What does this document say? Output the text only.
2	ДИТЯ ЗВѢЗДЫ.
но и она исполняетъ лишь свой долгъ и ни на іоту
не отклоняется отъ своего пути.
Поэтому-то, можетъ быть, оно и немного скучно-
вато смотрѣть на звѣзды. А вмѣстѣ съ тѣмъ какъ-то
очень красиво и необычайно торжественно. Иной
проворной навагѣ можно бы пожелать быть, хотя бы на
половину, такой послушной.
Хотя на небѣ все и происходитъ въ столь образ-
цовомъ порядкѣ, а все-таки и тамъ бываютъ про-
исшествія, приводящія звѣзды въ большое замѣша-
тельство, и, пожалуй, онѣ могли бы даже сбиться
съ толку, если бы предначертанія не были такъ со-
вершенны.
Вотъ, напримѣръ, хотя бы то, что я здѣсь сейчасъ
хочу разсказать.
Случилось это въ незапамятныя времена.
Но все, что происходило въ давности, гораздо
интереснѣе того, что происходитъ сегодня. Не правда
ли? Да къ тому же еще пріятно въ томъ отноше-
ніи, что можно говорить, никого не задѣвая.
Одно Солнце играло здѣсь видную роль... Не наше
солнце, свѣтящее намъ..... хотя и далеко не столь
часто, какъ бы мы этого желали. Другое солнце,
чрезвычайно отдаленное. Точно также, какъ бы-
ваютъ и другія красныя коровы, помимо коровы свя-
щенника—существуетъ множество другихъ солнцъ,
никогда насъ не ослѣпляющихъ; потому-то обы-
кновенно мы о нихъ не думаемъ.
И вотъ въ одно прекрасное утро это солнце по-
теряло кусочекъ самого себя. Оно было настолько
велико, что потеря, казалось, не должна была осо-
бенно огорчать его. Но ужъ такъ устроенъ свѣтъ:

* * *

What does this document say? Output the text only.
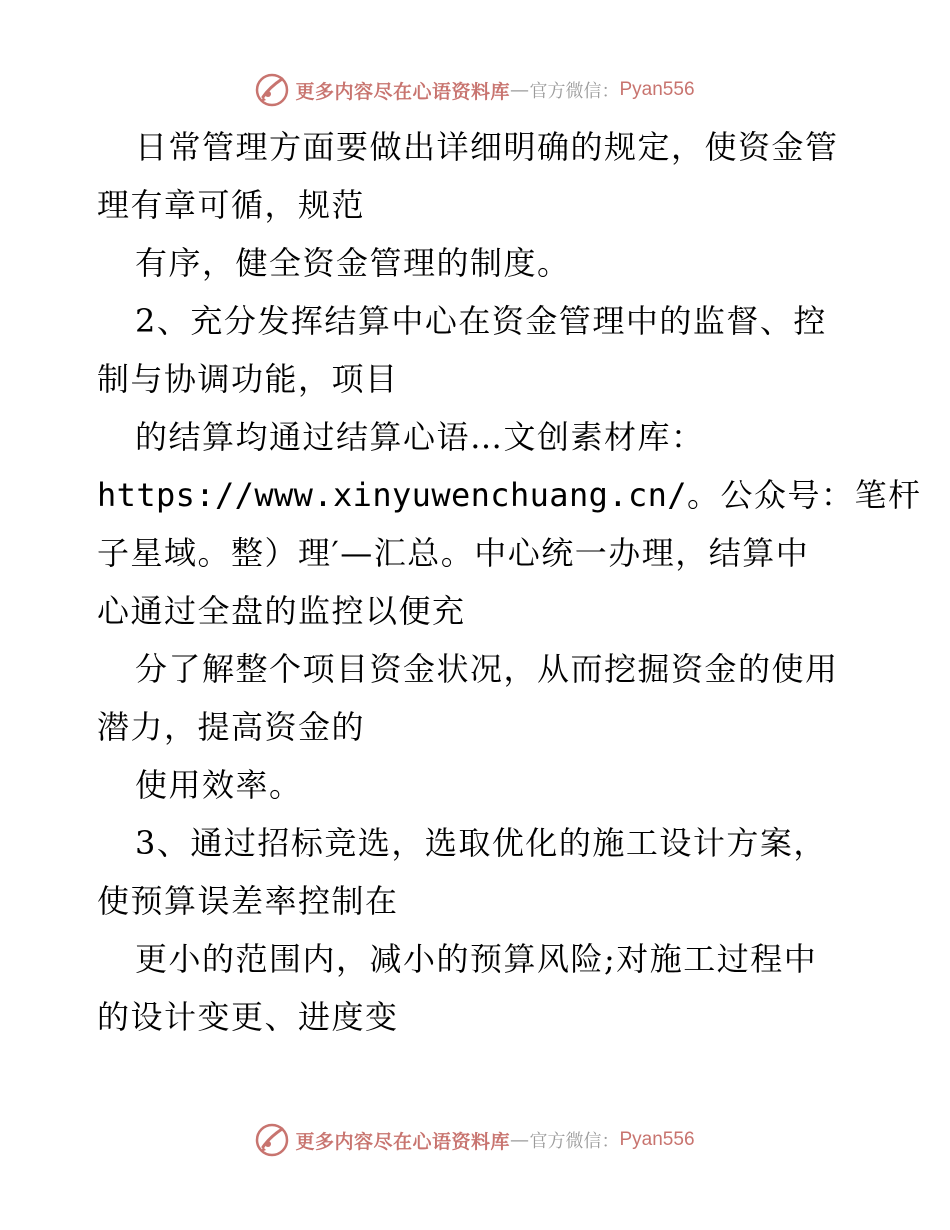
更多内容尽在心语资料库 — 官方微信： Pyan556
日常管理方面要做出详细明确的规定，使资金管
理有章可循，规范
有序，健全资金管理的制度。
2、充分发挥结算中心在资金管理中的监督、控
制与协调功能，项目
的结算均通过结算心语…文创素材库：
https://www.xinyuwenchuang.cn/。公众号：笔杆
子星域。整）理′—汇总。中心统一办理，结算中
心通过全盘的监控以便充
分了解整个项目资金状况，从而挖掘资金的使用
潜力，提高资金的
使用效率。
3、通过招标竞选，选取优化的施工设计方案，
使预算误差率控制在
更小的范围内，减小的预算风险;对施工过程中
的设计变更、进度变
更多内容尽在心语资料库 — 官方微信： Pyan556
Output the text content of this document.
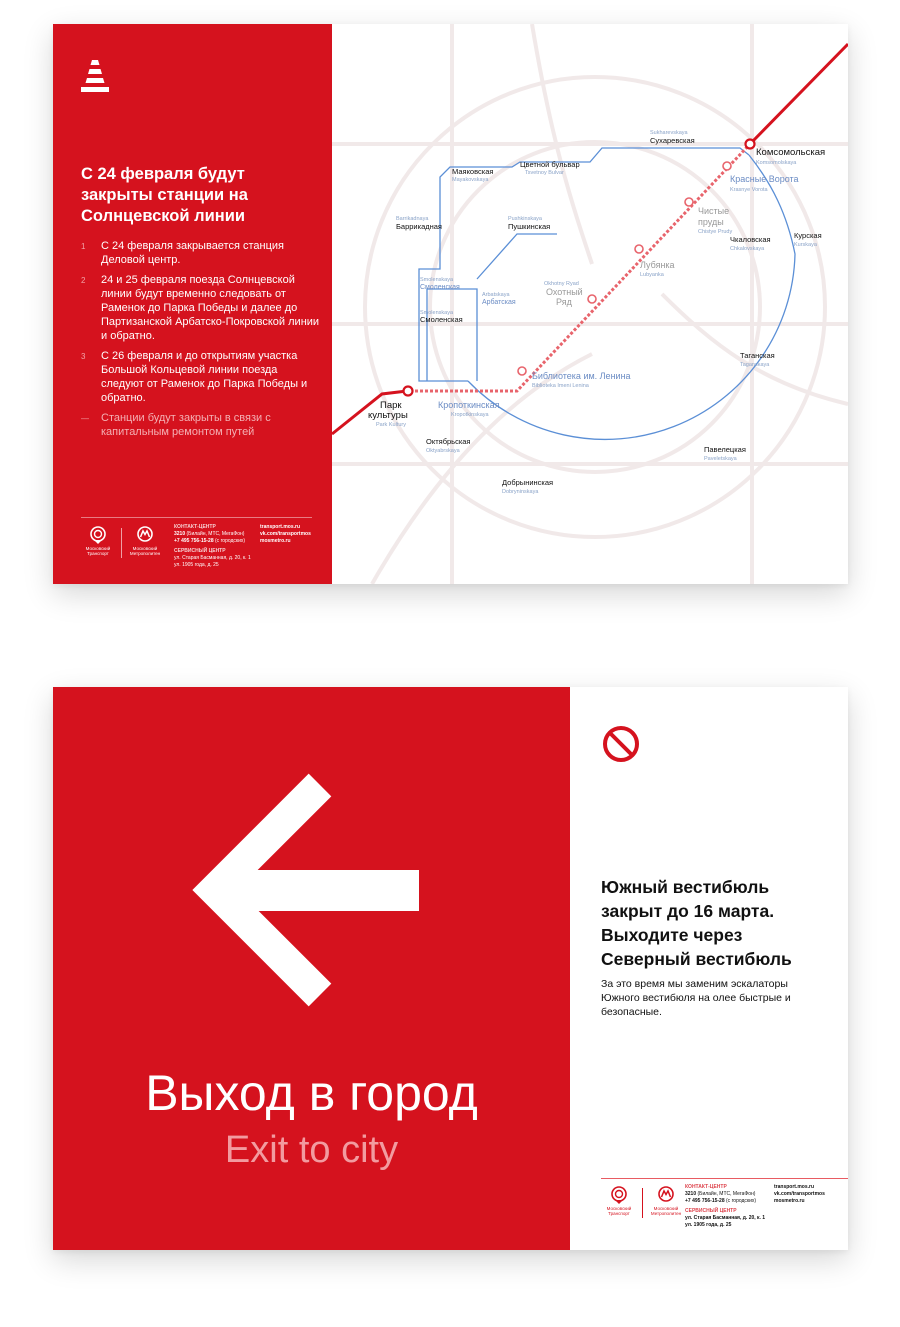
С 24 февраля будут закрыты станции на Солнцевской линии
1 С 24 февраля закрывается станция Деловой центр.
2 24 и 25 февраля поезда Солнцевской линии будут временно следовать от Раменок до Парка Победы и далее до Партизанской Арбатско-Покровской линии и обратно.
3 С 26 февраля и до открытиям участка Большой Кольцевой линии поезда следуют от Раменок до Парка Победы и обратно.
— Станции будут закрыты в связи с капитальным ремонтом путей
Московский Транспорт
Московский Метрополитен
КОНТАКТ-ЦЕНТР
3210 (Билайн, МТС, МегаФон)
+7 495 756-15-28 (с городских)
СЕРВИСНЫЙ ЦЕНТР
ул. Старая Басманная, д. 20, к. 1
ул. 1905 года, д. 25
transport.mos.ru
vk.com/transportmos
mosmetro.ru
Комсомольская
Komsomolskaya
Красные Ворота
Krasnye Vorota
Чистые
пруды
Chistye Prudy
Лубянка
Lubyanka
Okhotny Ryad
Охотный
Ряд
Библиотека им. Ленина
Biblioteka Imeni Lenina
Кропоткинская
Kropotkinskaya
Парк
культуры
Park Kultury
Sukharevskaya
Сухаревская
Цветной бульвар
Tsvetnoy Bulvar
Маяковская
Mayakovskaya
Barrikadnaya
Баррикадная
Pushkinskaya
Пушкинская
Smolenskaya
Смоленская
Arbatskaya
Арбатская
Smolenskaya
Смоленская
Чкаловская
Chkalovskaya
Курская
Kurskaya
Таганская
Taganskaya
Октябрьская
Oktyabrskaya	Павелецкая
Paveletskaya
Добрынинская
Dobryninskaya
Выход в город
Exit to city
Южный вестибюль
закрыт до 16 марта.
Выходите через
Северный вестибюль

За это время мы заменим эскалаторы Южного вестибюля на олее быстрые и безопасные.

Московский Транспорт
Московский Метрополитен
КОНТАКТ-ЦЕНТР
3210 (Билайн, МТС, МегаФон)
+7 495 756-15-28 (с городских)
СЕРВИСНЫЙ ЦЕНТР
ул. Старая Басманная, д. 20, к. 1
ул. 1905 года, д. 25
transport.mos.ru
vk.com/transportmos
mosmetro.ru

◆ BRIEF
Your answer should be a single number: the count of lines in the data that include the word "происходитъ".

◆ RESPONSE
2